[Stored data entries]
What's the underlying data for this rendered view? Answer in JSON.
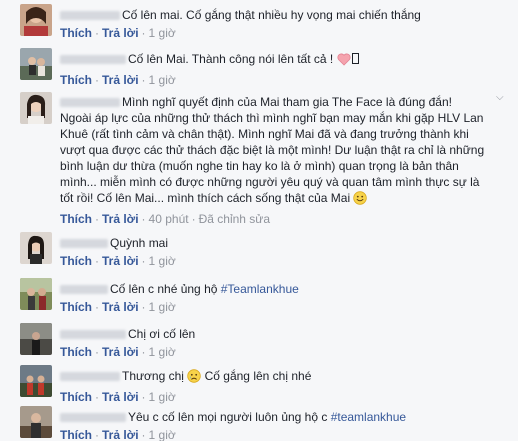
{
  "colors": {
    "link": "#365899",
    "meta": "#90949c",
    "background": "#f6f7f9"
  },
  "actions": {
    "like": "Thích",
    "reply": "Trả lời",
    "separator": "·",
    "edited": "Đã chỉnh sửa"
  },
  "comments": [
    {
      "text": "Cố lên mai. Cố gắng thật nhiều hy vọng mai chiến thắng",
      "time": "1 giờ"
    },
    {
      "text_before": "Cố lên Mai. Thành công nói lên tất cả !",
      "emoji": "heart-icon",
      "time": "1 giờ"
    },
    {
      "text_lines": [
        "Mình nghĩ quyết định của Mai tham gia The Face là đúng đắn!",
        "Ngoài áp lực của những thử thách thì mình nghĩ bạn may mắn khi gặp HLV Lan",
        "Khuê (rất tình cảm và chân thật). Mình nghĩ Mai đã và đang trưởng thành khi",
        "vượt qua được các thử thách đặc biệt là một mình! Dư luận thật ra chỉ là những",
        "bình luận dư thừa (muốn nghe tin hay ko là ở mình) quan trọng là bản thân",
        "mình... miễn mình có được những người yêu quý và quan tâm mình thực sự là",
        "tốt rồi! Cố lên Mai... mình thích cách sống thật của Mai"
      ],
      "emoji": "smile-icon",
      "time": "40 phút"
    },
    {
      "text": "Quỳnh mai",
      "time": "1 giờ"
    },
    {
      "text_before": "Cố lên c nhé ủng hộ ",
      "hashtag": "#Teamlankhue",
      "time": "1 giờ"
    },
    {
      "text": "Chị ơi cố lên",
      "time": "1 giờ"
    },
    {
      "text_before": "Thương chị",
      "emoji": "crying-face-icon",
      "text_after": " Cố gắng lên chị nhé",
      "time": "1 giờ"
    },
    {
      "text_before": "Yêu c cố lên mọi người luôn ủng hộ c ",
      "hashtag": "#teamlankhue",
      "time": "1 giờ"
    }
  ]
}
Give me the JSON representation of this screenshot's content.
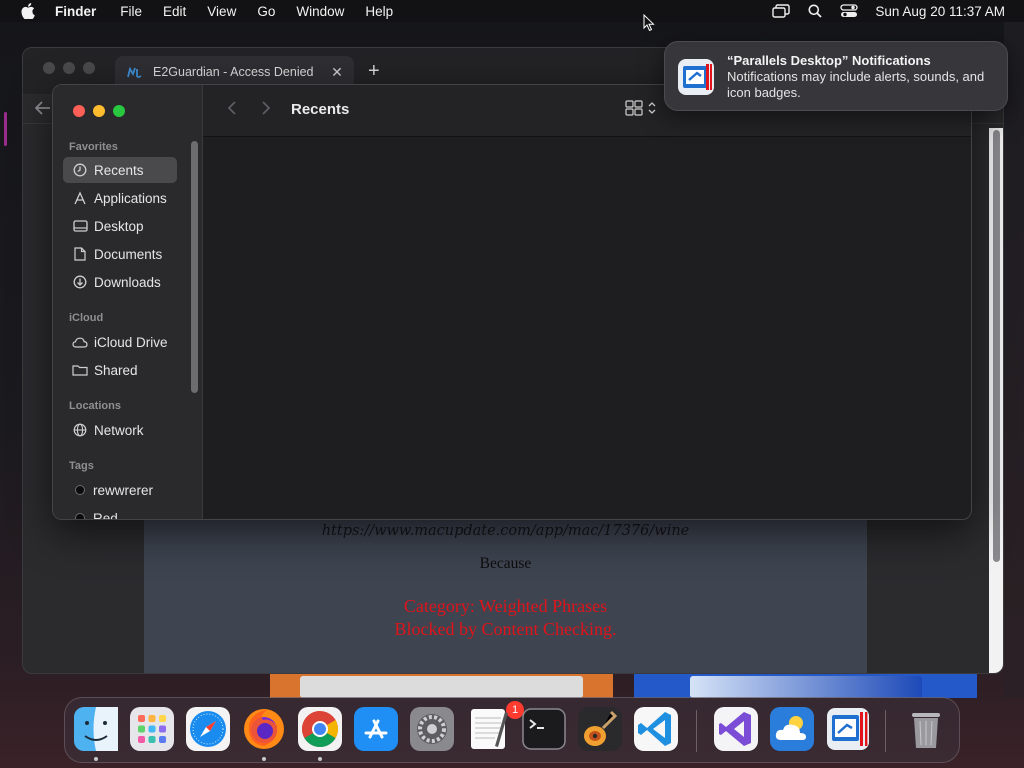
{
  "menubar": {
    "app_name": "Finder",
    "items": [
      "File",
      "Edit",
      "View",
      "Go",
      "Window",
      "Help"
    ],
    "clock": "Sun Aug 20  11:37 AM",
    "status_icons": [
      "screen-mirroring-icon",
      "spotlight-search-icon",
      "control-center-icon"
    ]
  },
  "browser": {
    "tab_title": "E2Guardian - Access Denied",
    "tab_close": "✕",
    "new_tab": "+",
    "blocked_url": "https://www.macupdate.com/app/mac/17376/wine",
    "because": "Because",
    "reason_line1": "Category: Weighted Phrases",
    "reason_line2": "Blocked by Content Checking."
  },
  "finder": {
    "title": "Recents",
    "sections": {
      "favorites": "Favorites",
      "icloud": "iCloud",
      "locations": "Locations",
      "tags": "Tags"
    },
    "favorites": [
      {
        "label": "Recents",
        "icon": "clock-icon",
        "selected": true
      },
      {
        "label": "Applications",
        "icon": "applications-icon"
      },
      {
        "label": "Desktop",
        "icon": "desktop-icon"
      },
      {
        "label": "Documents",
        "icon": "document-icon"
      },
      {
        "label": "Downloads",
        "icon": "downloads-icon"
      }
    ],
    "icloud_items": [
      {
        "label": "iCloud Drive",
        "icon": "cloud-icon"
      },
      {
        "label": "Shared",
        "icon": "shared-folder-icon"
      }
    ],
    "location_items": [
      {
        "label": "Network",
        "icon": "globe-icon"
      }
    ],
    "tag_items": [
      {
        "label": "rewwrerer",
        "color": "#000000"
      },
      {
        "label": "Red",
        "color": "#000000"
      }
    ]
  },
  "notification": {
    "title": "“Parallels Desktop” Notifications",
    "body": "Notifications may include alerts, sounds, and icon badges."
  },
  "dock": {
    "apps": [
      "Finder",
      "Launchpad",
      "Safari",
      "Firefox",
      "Google Chrome",
      "App Store",
      "System Settings",
      "TextEdit",
      "Terminal",
      "GarageBand",
      "Visual Studio Code",
      "Visual Studio",
      "Weather",
      "Parallels Desktop",
      "Trash"
    ],
    "system_settings_badge": "1"
  },
  "colors": {
    "accent_red": "#e0141a",
    "close": "#fe5f57",
    "minimize": "#febc2e",
    "maximize": "#28c840"
  }
}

* **SET EXERCISE**: State how many lines above contain the string "quan", with no other words.

* **RESPONSE TO THIS EXERCISE**: 2